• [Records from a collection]
= Beginning of Section =

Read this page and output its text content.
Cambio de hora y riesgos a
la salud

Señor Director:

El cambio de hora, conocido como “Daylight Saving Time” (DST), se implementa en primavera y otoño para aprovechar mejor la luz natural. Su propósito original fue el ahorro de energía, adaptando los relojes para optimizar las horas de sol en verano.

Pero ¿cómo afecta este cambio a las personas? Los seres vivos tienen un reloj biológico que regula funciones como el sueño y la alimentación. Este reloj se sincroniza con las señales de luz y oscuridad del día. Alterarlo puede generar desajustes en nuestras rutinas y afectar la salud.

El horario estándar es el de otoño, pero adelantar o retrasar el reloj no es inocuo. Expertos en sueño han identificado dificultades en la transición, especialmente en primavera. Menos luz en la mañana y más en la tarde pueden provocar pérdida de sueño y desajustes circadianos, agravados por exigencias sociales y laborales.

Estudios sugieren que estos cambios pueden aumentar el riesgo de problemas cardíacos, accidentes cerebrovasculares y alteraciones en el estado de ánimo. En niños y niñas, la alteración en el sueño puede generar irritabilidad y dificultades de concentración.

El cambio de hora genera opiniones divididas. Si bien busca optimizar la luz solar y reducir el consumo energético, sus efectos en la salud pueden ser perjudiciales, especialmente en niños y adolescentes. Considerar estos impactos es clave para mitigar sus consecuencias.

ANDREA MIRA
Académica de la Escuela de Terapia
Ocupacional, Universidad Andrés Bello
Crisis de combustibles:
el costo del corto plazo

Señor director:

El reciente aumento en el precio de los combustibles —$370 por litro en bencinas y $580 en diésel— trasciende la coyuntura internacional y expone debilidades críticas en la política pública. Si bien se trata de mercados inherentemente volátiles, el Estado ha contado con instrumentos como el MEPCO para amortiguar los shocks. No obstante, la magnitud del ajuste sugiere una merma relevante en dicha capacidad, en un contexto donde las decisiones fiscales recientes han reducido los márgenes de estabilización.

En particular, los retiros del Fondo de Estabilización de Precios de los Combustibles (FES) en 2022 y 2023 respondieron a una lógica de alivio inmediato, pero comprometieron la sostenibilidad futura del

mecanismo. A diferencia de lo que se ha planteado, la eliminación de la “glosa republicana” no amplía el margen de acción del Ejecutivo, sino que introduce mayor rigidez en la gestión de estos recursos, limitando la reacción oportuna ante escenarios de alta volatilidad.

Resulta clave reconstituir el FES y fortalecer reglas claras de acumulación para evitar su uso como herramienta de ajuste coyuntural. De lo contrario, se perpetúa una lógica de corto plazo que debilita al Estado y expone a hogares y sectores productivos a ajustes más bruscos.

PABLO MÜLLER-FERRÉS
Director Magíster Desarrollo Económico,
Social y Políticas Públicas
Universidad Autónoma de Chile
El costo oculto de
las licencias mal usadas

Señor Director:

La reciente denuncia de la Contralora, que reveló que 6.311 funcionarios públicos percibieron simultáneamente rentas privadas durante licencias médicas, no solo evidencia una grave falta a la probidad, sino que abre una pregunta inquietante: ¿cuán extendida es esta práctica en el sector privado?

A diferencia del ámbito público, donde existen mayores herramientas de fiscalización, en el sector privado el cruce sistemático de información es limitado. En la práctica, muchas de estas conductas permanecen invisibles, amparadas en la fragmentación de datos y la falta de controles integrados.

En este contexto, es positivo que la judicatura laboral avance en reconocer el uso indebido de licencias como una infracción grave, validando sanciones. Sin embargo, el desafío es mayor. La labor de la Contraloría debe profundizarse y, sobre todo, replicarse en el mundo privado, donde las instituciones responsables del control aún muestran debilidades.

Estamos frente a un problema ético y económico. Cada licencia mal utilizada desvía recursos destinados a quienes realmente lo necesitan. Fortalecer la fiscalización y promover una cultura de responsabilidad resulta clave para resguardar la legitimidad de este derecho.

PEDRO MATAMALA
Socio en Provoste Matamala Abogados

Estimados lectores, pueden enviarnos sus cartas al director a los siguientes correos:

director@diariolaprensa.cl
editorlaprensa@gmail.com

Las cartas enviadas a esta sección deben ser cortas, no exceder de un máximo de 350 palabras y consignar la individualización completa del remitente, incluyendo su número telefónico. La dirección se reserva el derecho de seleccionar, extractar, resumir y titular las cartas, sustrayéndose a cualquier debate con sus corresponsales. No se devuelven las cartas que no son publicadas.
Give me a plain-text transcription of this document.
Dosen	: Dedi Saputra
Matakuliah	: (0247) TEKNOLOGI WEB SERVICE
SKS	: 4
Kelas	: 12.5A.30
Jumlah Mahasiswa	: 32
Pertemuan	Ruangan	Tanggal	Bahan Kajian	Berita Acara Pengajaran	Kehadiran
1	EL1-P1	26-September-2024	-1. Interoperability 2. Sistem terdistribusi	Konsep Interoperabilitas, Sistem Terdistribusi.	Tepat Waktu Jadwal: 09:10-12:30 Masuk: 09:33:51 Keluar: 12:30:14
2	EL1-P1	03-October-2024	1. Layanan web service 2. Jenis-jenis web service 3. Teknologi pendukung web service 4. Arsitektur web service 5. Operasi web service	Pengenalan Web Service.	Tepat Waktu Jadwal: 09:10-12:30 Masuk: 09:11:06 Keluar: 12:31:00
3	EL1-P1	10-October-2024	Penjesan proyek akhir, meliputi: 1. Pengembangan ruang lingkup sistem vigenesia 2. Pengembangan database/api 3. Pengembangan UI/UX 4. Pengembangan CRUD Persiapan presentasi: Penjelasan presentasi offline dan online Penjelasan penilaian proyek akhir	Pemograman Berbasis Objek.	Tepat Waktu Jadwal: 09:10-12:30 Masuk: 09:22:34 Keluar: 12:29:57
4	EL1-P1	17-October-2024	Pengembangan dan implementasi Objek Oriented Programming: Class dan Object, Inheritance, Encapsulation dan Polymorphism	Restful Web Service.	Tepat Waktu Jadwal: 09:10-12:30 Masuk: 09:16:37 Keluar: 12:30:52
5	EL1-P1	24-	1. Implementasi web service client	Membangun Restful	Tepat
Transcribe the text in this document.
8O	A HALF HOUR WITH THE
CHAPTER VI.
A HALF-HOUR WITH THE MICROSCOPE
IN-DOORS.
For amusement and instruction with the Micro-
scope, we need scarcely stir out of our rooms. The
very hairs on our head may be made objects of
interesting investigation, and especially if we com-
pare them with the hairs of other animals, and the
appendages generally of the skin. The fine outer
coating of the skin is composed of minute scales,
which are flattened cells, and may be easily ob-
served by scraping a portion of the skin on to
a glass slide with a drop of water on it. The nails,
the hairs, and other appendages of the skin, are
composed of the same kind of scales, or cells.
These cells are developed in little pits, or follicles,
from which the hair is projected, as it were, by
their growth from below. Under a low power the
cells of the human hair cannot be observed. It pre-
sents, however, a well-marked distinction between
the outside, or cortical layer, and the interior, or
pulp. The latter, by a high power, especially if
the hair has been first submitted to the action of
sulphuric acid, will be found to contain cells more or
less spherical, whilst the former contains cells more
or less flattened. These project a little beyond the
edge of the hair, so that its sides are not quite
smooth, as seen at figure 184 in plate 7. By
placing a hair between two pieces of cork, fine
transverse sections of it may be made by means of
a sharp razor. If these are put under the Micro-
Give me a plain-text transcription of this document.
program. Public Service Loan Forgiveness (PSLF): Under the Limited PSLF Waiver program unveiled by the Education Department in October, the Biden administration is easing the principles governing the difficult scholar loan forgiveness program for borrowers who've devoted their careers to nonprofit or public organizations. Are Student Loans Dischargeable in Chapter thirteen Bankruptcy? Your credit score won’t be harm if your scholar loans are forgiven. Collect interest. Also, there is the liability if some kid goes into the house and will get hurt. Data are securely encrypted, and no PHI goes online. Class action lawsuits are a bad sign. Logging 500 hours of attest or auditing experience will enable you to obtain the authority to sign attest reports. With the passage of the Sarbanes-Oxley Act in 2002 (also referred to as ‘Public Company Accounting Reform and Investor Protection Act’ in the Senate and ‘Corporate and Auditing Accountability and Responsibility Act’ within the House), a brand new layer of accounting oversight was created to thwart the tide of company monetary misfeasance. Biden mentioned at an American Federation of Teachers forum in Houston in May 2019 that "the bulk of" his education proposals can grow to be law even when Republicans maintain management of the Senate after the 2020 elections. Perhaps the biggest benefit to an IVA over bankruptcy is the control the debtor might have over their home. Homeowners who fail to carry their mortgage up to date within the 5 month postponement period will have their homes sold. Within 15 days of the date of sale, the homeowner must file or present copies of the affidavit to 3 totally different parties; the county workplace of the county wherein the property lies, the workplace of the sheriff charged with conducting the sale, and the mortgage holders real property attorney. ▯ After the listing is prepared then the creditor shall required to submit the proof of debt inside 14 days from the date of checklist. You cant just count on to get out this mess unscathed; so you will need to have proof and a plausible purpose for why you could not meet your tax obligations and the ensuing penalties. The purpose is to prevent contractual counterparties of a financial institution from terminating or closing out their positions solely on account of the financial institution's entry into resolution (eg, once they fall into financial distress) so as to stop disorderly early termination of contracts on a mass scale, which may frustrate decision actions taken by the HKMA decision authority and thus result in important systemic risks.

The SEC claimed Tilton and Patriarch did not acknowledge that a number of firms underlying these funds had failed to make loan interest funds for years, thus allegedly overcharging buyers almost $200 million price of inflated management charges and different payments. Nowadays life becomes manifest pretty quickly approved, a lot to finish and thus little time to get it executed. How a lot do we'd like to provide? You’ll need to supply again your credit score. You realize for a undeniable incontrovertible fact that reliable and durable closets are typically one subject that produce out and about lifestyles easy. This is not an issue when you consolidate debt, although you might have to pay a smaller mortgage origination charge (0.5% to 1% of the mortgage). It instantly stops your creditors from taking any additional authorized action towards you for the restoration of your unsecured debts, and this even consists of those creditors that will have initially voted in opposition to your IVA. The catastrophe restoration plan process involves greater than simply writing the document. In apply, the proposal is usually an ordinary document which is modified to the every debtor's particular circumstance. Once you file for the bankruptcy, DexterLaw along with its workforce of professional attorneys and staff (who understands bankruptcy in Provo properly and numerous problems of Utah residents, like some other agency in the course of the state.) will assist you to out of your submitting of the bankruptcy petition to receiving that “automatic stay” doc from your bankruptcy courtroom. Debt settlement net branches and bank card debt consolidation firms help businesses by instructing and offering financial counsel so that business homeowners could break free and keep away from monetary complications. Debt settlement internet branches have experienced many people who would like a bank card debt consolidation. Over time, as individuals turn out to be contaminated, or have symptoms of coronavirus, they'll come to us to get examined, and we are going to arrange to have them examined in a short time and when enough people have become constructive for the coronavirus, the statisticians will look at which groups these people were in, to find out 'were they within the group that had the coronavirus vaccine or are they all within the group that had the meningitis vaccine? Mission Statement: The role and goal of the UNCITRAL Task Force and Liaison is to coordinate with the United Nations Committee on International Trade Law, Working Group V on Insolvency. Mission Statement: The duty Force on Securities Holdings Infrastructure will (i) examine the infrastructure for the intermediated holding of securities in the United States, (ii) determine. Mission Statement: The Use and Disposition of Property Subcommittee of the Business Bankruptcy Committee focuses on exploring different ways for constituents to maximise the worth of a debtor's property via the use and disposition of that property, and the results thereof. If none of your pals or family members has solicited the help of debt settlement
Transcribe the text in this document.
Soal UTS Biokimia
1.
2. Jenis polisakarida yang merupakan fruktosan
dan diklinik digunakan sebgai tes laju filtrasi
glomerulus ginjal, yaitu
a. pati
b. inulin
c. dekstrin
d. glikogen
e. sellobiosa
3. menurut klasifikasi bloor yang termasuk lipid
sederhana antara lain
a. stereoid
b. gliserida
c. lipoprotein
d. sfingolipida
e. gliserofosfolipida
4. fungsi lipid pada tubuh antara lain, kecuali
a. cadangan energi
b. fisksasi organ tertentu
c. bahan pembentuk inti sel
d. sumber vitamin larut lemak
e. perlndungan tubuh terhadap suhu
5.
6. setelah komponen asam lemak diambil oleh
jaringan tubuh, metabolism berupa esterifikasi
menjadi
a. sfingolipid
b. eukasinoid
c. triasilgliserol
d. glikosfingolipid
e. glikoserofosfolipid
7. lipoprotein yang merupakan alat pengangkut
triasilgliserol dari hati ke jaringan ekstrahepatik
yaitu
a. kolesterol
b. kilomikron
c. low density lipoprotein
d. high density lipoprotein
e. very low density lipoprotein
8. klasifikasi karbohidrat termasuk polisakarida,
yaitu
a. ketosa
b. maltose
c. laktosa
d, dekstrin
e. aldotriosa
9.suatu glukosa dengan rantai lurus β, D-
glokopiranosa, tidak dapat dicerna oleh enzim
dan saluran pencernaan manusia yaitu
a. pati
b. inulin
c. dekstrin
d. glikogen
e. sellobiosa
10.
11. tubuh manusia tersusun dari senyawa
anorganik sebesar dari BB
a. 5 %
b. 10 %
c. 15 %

= End of Section =

• [WHAT IS NEEDED]
Using the records given above, list every line that includes the word "composed".

• [ANSWER TO THIS PROBLEM]
coating of the skin is composed of minute scales,
composed of the same kind of scales, or cells.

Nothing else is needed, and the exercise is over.